**TASK DIRECTIONS:**
Check each line of the listing for the string "усталости", count the lines that have it, and answer with that number only.

**TASK DATA:**
= = = = = = =
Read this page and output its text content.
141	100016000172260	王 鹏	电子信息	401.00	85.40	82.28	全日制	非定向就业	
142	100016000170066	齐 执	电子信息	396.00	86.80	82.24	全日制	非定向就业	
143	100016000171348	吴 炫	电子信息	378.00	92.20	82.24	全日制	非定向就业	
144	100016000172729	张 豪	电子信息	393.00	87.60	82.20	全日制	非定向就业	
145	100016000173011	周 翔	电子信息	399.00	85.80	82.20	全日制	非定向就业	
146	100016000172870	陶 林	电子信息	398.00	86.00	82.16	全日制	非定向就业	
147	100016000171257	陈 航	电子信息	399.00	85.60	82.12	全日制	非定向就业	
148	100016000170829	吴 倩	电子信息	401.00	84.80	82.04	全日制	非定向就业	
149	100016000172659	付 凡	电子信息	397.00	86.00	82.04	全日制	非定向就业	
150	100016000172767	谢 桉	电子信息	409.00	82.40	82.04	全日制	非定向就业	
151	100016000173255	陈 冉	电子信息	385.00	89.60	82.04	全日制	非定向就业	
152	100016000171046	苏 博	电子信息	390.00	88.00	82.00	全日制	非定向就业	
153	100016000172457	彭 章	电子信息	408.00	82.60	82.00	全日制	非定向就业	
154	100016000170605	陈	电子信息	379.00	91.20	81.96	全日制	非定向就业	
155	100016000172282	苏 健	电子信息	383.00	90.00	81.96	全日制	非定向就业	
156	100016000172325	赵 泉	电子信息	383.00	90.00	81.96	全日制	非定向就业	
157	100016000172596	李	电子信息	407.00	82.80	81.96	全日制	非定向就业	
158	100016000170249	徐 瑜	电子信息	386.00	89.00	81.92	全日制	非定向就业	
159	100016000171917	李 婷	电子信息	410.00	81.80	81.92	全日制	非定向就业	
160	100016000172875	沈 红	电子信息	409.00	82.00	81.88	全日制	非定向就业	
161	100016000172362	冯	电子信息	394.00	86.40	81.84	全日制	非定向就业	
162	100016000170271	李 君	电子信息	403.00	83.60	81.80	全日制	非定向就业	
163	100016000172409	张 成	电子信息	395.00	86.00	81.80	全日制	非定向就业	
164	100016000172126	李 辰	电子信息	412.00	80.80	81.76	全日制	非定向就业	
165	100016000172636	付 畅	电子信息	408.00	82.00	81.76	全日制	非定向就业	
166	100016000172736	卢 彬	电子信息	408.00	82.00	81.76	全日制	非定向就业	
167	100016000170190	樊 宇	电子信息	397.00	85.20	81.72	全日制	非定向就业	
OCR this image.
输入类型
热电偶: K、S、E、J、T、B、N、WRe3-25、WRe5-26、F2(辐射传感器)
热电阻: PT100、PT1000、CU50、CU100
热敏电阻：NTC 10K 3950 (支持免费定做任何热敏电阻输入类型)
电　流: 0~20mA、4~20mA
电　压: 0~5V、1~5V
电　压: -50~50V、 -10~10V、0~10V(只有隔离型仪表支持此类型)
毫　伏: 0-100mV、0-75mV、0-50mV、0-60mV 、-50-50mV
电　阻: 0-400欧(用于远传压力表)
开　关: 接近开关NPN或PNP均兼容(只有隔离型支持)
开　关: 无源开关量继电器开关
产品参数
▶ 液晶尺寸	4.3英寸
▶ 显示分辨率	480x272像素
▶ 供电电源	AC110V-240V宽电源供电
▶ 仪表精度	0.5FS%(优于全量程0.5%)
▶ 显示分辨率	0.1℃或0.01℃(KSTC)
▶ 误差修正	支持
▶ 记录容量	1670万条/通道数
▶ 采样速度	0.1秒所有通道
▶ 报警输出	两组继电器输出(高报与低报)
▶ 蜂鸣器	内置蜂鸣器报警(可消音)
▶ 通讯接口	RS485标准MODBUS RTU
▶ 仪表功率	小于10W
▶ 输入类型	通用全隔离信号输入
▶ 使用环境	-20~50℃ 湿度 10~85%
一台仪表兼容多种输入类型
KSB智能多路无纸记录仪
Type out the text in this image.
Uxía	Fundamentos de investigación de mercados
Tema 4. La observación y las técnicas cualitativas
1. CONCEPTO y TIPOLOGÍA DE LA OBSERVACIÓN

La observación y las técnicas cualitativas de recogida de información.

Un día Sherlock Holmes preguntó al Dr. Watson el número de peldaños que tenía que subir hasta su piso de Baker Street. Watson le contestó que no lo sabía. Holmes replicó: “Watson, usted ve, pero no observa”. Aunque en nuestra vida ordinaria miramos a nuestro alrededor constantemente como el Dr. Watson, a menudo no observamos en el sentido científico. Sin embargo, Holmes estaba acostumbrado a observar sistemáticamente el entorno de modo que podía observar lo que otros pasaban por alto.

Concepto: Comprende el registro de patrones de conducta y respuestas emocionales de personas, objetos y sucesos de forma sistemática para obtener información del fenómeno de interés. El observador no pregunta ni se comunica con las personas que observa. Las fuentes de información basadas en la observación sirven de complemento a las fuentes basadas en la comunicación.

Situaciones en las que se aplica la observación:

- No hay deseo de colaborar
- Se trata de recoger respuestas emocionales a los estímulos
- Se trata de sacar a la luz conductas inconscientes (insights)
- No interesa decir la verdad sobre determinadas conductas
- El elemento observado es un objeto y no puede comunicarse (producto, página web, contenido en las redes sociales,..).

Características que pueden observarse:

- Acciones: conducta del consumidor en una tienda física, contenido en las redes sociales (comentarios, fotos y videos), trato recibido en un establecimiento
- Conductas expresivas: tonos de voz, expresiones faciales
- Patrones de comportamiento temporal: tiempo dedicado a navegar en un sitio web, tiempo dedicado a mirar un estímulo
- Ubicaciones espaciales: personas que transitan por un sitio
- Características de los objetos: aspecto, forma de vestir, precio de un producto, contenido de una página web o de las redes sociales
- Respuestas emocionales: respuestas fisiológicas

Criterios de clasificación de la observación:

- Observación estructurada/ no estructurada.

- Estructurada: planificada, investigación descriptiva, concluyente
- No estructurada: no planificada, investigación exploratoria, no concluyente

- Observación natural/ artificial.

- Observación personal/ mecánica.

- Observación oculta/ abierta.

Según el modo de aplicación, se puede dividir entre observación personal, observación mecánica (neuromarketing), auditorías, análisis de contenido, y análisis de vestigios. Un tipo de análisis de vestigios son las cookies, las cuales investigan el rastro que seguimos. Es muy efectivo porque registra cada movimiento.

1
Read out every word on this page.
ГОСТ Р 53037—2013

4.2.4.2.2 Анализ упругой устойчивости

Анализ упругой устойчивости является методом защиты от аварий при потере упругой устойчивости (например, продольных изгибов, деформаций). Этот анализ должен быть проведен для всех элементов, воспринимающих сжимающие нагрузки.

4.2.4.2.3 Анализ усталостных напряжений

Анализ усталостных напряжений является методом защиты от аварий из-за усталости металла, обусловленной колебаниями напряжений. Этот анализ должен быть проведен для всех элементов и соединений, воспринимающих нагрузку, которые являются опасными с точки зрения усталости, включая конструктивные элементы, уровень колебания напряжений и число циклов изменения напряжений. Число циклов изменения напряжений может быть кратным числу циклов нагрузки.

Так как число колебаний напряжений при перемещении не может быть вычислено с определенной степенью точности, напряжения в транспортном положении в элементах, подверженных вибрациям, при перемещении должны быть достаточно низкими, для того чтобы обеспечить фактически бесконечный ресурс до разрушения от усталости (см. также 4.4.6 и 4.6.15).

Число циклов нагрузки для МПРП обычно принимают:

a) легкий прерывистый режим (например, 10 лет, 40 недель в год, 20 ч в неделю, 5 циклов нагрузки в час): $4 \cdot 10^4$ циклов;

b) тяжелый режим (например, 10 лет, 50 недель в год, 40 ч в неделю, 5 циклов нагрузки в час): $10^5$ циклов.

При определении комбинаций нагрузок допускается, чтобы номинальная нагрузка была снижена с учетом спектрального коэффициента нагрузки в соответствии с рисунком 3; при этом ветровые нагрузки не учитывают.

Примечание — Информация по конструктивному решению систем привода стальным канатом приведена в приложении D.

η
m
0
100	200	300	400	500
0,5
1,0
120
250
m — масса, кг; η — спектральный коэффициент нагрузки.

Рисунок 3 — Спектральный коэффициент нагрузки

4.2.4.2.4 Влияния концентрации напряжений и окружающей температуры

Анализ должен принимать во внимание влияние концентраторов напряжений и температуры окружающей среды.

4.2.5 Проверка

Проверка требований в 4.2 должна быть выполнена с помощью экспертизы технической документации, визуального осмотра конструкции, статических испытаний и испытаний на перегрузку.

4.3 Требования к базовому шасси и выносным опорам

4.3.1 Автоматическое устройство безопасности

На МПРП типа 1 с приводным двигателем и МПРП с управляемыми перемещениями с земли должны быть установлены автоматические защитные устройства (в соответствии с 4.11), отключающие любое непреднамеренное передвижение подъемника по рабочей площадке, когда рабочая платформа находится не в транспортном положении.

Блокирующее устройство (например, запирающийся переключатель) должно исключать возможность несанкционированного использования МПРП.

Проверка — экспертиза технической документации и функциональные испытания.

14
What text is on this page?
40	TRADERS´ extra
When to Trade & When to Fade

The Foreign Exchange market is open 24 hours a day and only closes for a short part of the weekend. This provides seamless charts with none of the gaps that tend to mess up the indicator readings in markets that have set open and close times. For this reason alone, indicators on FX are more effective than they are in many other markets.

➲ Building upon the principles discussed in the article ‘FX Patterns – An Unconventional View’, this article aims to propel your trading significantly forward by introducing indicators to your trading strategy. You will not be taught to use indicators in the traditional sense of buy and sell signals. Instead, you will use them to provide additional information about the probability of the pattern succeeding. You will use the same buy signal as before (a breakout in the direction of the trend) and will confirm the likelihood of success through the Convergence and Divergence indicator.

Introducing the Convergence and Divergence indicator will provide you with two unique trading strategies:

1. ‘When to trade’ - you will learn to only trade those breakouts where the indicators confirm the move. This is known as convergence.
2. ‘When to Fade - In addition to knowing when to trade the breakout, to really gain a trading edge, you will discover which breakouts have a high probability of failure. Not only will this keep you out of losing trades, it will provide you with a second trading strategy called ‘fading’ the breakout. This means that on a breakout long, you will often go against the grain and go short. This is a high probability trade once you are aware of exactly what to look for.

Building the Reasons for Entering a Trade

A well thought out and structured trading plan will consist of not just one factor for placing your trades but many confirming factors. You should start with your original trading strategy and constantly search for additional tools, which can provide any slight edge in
= = = = = = =
**RESULT OF THIS EXERCISE:**
2